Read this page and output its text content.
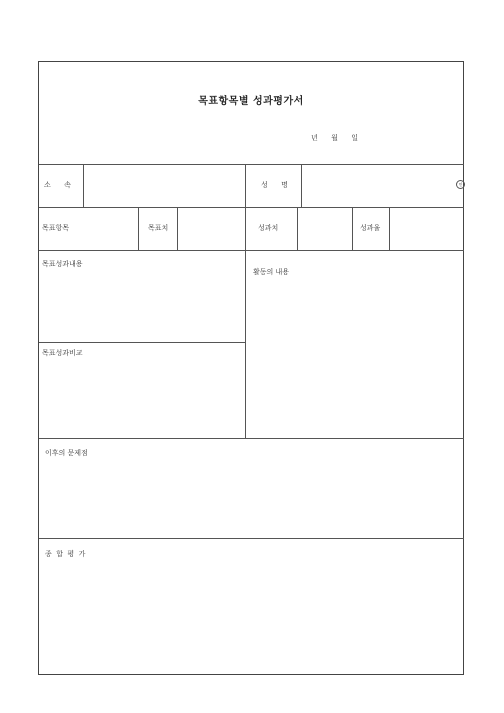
목표항목별 성과평가서
년      월      일
소      속	성      명	인
목표항목	목표치	성과치	성과율
목표성과내용
활동의 내용
목표성과비교
이후의 문제점
종  합  평  가
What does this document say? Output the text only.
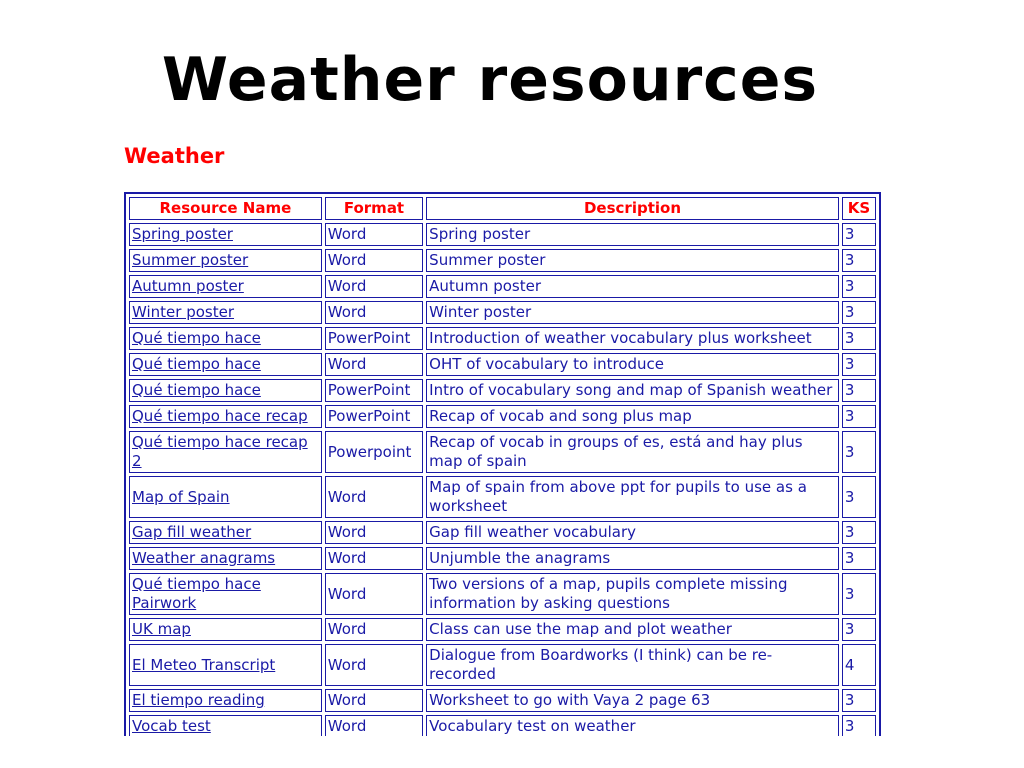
Weather resources
Weather
Resource Name	Format	Description	KS
Spring poster	Word	Spring poster	3
Summer poster	Word	Summer poster	3
Autumn poster	Word	Autumn poster	3
Winter poster	Word	Winter poster	3
Qué tiempo hace	PowerPoint	Introduction of weather vocabulary plus worksheet	3
Qué tiempo hace	Word	OHT of vocabulary to introduce	3
Qué tiempo hace	PowerPoint	Intro of vocabulary song and map of Spanish weather	3
Qué tiempo hace recap	PowerPoint	Recap of vocab and song plus map	3
Qué tiempo hace recap 2	Powerpoint	Recap of vocab in groups of es, está and hay plus map of spain	3
Map of Spain	Word	Map of spain from above ppt for pupils to use as a worksheet	3
Gap fill weather	Word	Gap fill weather vocabulary	3
Weather anagrams	Word	Unjumble the anagrams	3
Qué tiempo hace Pairwork	Word	Two versions of a map, pupils complete missing information by asking questions	3
UK map	Word	Class can use the map and plot weather	3
El Meteo Transcript	Word	Dialogue from Boardworks (I think) can be re-recorded	4
El tiempo reading	Word	Worksheet to go with Vaya 2 page 63	3
Vocab test	Word	Vocabulary test on weather	3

Written task.
Print the full listing exactly, dropping the pictures.

In response.
Read this page and output its text content.
목표항목별 성과평가서
년      월      일
소      속	성      명	인
목표항목	목표치	성과치	성과율
목표성과내용
활동의 내용
목표성과비교
이후의 문제점
종  합  평  가
What does this document say? Output the text only.
Weather resources
Weather
Resource Name	Format	Description	KS
Spring poster	Word	Spring poster	3
Summer poster	Word	Summer poster	3
Autumn poster	Word	Autumn poster	3
Winter poster	Word	Winter poster	3
Qué tiempo hace	PowerPoint	Introduction of weather vocabulary plus worksheet	3
Qué tiempo hace	Word	OHT of vocabulary to introduce	3
Qué tiempo hace	PowerPoint	Intro of vocabulary song and map of Spanish weather	3
Qué tiempo hace recap	PowerPoint	Recap of vocab and song plus map	3
Qué tiempo hace recap 2	Powerpoint	Recap of vocab in groups of es, está and hay plus map of spain	3
Map of Spain	Word	Map of spain from above ppt for pupils to use as a worksheet	3
Gap fill weather	Word	Gap fill weather vocabulary	3
Weather anagrams	Word	Unjumble the anagrams	3
Qué tiempo hace Pairwork	Word	Two versions of a map, pupils complete missing information by asking questions	3
UK map	Word	Class can use the map and plot weather	3
El Meteo Transcript	Word	Dialogue from Boardworks (I think) can be re-recorded	4
El tiempo reading	Word	Worksheet to go with Vaya 2 page 63	3
Vocab test	Word	Vocabulary test on weather	3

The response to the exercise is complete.